══ TEXTE FOURNI

Mis à jour 30/12/2015 à 22:54 GMT+1

Au terme d’une première partie de saison aussi contrariante que contrariée, Giannelli Imbula est devenu sujet à discussion à Porto. Faut-il donc s’inquiéter pour la recrue la plus chère de l’histoire du foot portugais ?

Giannelli Imbula connaît une adaptation difficile avec le FC Porto

Crédit: AFP

Mardi soir, Giannelli Imbula a rejoué. Enfin. Pour la dernière sortie du FC Porto de l’année 2015, le milieu de terrain de 23 ans a été lancé à la pause pour tenter de faire basculer la seconde période de la rencontre de Coupe de la Ligue face au Maritimo. Résultat : une défaite (1-3). La première à domicile contre la formation de Madère. Imbula n’a pas de quoi sourire. La titularisation le fuit depuis le 9 décembre et cette autre déroute, en Ligue des champions face à Chelsea (0-2) ; ce coup de Blues pour les "Azuis e brancos" reversés en Ligue Europa.
Bien que leader de son championnat à la trêve, son entraîneur, Julen Lopetegui, a les oreilles qui sifflent. L’international Espoirs français incarne ce malaise. Deux passes décisives (Maritimo, 1-1, en Liga ; Varzim, 2-0, Coupe du Portugal), aucun but en 17 matches (1085 minutes). Il n’a plus marqué depuis le 28 septembre 2014 (2-1 contre Saint-Etienne). Mais est-il là pour faire gonfler ces (ses) stats ?
Ecarté de cinq des huit derniers matches par le technicien espagnol, il peine à s'intégrer. A 23 piges, le franco-belgo-congolais doit jongler avec la concurrence, le turn-over, le poids et les circonstances de son transfert.

════

- **DÉTAILS DU PROBLÈME**: Selon l'article sur Giannelli Imbula, depuis quelle date le joueur n'a-t-il plus marqué ? Cette liste provient d'une autre source.

══ DONNÉES EXTRAITES

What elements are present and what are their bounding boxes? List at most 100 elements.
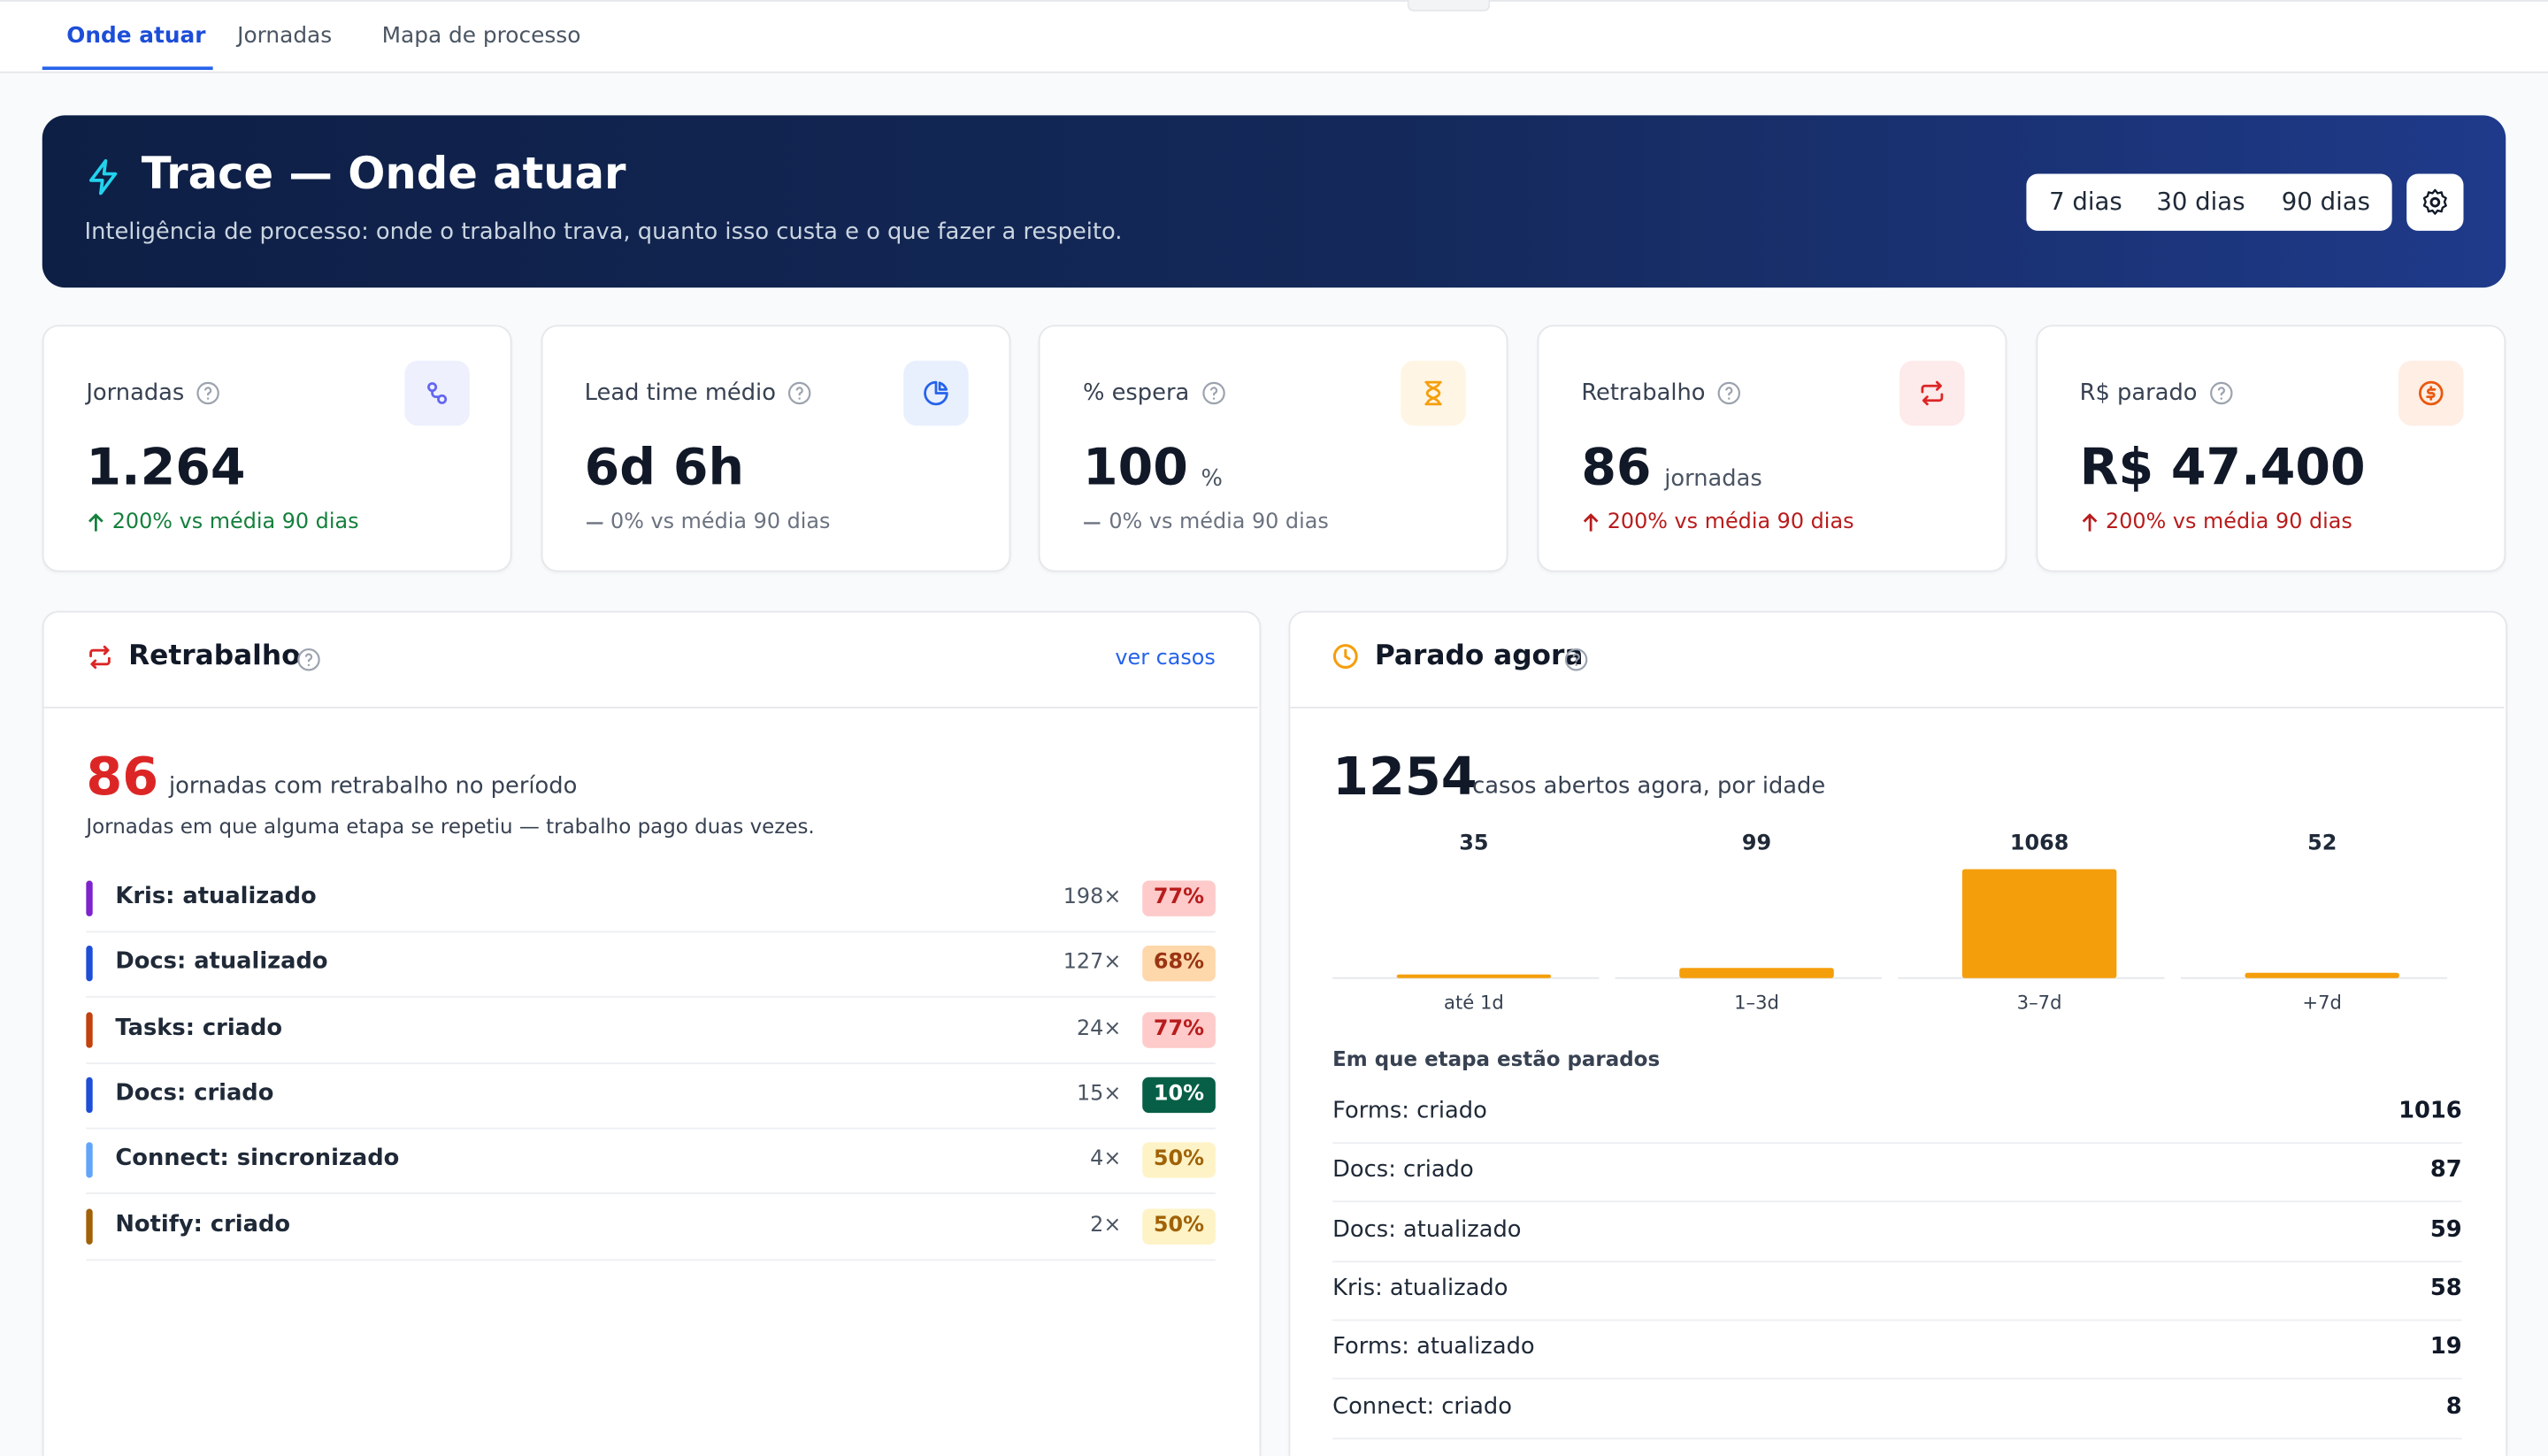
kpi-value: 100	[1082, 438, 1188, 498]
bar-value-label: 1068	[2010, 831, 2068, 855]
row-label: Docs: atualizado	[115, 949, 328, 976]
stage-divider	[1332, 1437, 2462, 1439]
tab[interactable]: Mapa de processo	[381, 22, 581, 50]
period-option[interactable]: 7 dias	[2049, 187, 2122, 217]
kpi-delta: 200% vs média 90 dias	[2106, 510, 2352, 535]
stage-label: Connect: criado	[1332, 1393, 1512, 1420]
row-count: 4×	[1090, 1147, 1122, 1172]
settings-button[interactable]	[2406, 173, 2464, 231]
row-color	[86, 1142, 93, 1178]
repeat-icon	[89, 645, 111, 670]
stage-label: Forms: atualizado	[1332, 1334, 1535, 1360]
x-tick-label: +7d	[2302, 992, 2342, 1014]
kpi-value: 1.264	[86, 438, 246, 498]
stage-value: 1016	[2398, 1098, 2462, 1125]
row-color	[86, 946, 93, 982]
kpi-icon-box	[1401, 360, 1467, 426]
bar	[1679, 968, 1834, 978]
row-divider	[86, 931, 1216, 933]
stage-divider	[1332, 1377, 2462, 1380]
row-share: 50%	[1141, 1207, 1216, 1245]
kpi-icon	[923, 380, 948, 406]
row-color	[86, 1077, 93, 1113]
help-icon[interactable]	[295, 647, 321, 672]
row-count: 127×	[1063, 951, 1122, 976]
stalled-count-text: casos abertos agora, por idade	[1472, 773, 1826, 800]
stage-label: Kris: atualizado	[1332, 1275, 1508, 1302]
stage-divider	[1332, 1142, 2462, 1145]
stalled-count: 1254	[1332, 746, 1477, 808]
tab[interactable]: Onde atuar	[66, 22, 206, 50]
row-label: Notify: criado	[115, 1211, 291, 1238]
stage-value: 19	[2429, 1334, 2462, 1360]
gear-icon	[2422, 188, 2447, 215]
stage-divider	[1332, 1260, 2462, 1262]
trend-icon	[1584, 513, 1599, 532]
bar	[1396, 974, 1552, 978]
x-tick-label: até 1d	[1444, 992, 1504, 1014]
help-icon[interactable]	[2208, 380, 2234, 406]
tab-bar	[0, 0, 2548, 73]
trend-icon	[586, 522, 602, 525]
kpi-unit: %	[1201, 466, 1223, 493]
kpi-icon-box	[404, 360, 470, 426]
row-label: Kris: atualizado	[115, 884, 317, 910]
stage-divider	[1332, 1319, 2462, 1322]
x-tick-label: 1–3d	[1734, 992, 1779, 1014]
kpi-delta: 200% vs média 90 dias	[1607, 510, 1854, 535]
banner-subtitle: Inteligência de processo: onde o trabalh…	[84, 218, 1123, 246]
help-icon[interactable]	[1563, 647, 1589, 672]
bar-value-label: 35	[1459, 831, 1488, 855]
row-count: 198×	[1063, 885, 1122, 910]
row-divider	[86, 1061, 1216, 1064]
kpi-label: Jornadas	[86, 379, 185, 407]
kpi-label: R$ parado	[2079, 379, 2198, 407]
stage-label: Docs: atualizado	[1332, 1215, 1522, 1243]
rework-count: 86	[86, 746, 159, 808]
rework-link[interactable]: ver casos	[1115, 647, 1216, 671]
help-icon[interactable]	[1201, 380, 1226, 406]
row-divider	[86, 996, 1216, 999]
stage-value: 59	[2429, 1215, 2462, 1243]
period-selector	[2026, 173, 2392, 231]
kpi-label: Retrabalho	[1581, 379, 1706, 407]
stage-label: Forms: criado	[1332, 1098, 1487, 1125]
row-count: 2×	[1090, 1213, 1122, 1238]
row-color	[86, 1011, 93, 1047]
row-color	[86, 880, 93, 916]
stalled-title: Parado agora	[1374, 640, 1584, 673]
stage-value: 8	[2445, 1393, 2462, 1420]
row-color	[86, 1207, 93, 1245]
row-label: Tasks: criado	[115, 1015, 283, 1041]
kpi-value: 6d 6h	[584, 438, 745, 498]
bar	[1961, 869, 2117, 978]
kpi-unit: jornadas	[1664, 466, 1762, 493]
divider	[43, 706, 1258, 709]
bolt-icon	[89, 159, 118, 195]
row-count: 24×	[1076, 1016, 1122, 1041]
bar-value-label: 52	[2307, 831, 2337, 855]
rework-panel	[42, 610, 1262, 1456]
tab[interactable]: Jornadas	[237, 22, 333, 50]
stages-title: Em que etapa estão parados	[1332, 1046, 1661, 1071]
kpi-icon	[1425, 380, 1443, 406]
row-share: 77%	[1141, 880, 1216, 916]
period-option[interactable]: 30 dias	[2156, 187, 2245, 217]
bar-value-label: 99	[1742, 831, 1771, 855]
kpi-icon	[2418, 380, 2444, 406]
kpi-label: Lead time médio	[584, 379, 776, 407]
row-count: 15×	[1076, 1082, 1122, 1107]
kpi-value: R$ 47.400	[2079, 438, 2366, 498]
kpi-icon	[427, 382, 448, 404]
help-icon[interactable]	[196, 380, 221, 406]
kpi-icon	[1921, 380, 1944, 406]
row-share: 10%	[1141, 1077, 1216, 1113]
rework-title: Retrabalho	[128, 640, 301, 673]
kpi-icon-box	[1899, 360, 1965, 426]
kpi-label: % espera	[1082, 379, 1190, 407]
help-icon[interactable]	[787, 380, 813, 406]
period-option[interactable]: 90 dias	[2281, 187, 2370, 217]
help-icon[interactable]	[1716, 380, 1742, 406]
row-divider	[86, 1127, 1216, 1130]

════

- **RÉSULTAT CI-DESSOUS**: Depuis le 28 septembre 2014.